▸ Objective: Assemble all lines in which the string "MINORITY" appears.

▸ Records for this exercise:
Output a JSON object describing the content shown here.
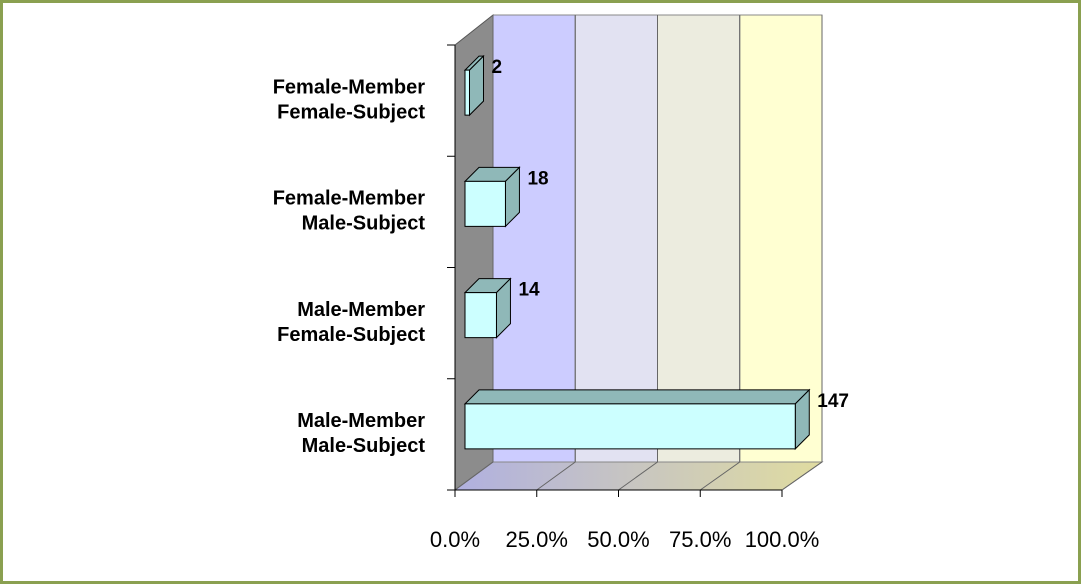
{
  "chart_data": {
    "type": "bar3d",
    "categories": [
      [
        "Female-Member",
        "Female-Subject"
      ],
      [
        "Female-Member",
        "Male-Subject"
      ],
      [
        "Male-Member",
        "Female-Subject"
      ],
      [
        "Male-Member",
        "Male-Subject"
      ]
    ],
    "values": [
      2,
      18,
      14,
      147
    ],
    "color": "#ccffff",
    "side_color": "#8fb8b8",
    "xlim": [
      0,
      147
    ],
    "xticks": [
      {
        "value": 0,
        "label": "0.0%"
      },
      {
        "value": 36.75,
        "label": "25.0%"
      },
      {
        "value": 73.5,
        "label": "50.0%"
      },
      {
        "value": 110.25,
        "label": "75.0%"
      },
      {
        "value": 147,
        "label": "100.0%"
      }
    ],
    "wall_colors": [
      "#ccccff",
      "#e2e2f2",
      "#ececdf",
      "#ffffd2"
    ]
  }
}
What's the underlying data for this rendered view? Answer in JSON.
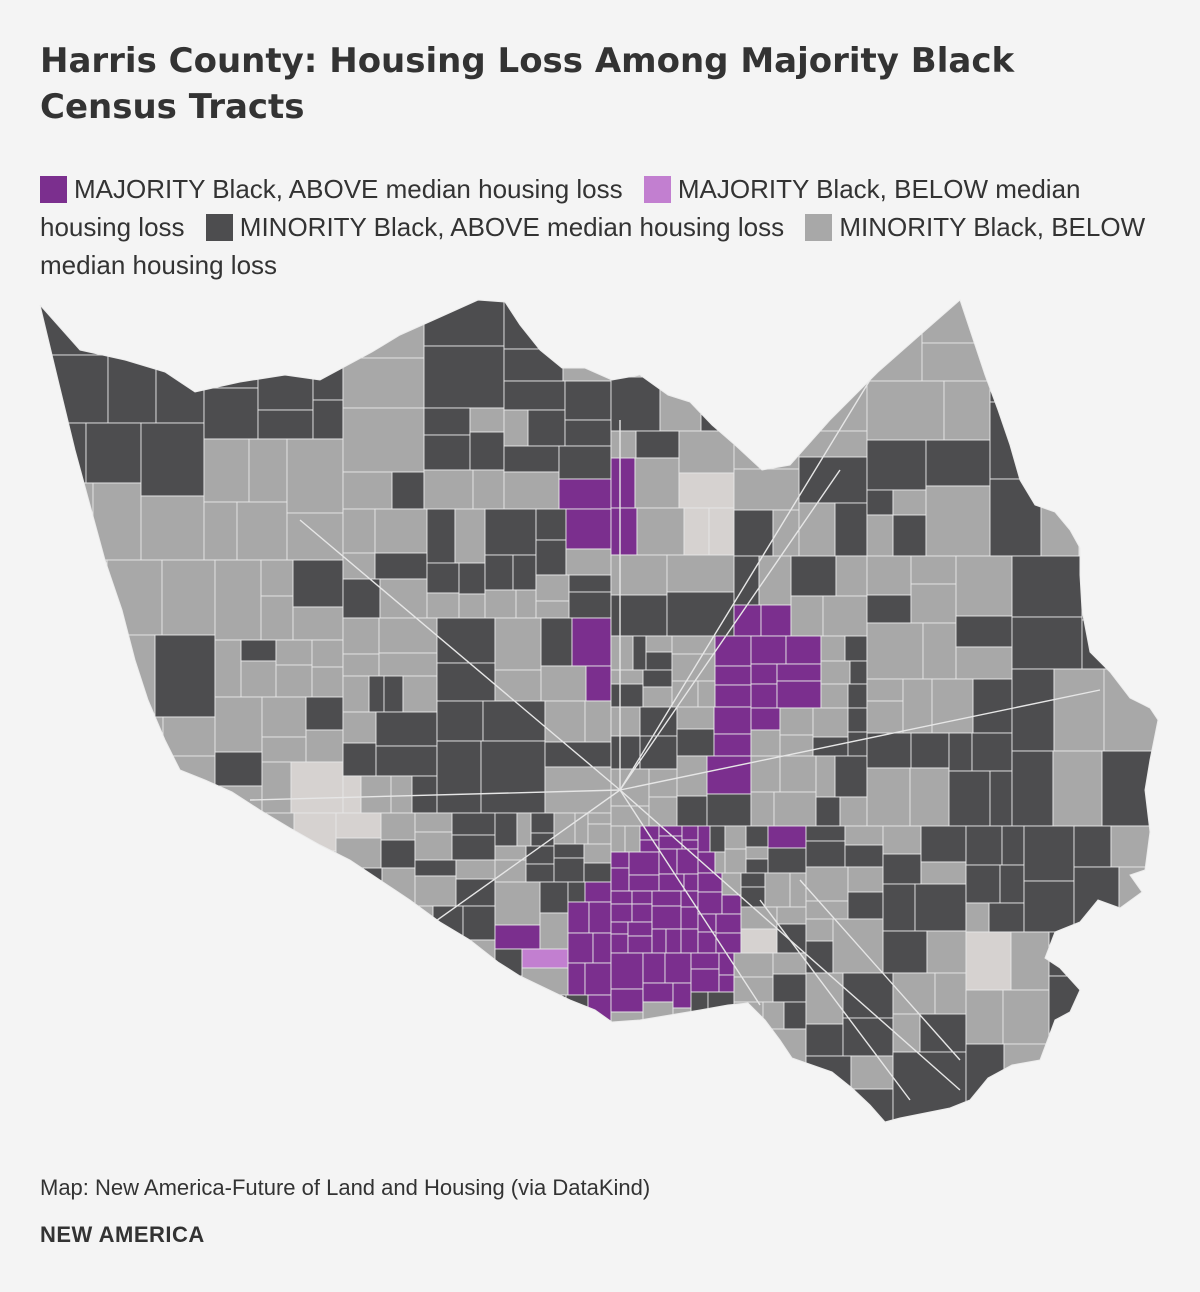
{
  "title": "Harris County: Housing Loss Among Majority Black Census Tracts",
  "legend": [
    {
      "label": "MAJORITY Black, ABOVE median housing loss",
      "color": "#7b2f8e"
    },
    {
      "label": "MAJORITY Black, BELOW median housing loss",
      "color": "#c27fd0"
    },
    {
      "label": "MINORITY Black, ABOVE median housing loss",
      "color": "#4d4d4f"
    },
    {
      "label": "MINORITY Black, BELOW median housing loss",
      "color": "#a8a8a8"
    }
  ],
  "no_data_color": "#d6d2d0",
  "source": "Map: New America-Future of Land and Housing (via DataKind)",
  "brand": "NEW AMERICA"
}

▸ Output for this task:
      "label": "MINORITY Black, ABOVE median housing loss",
      "label": "MINORITY Black, BELOW median housing loss",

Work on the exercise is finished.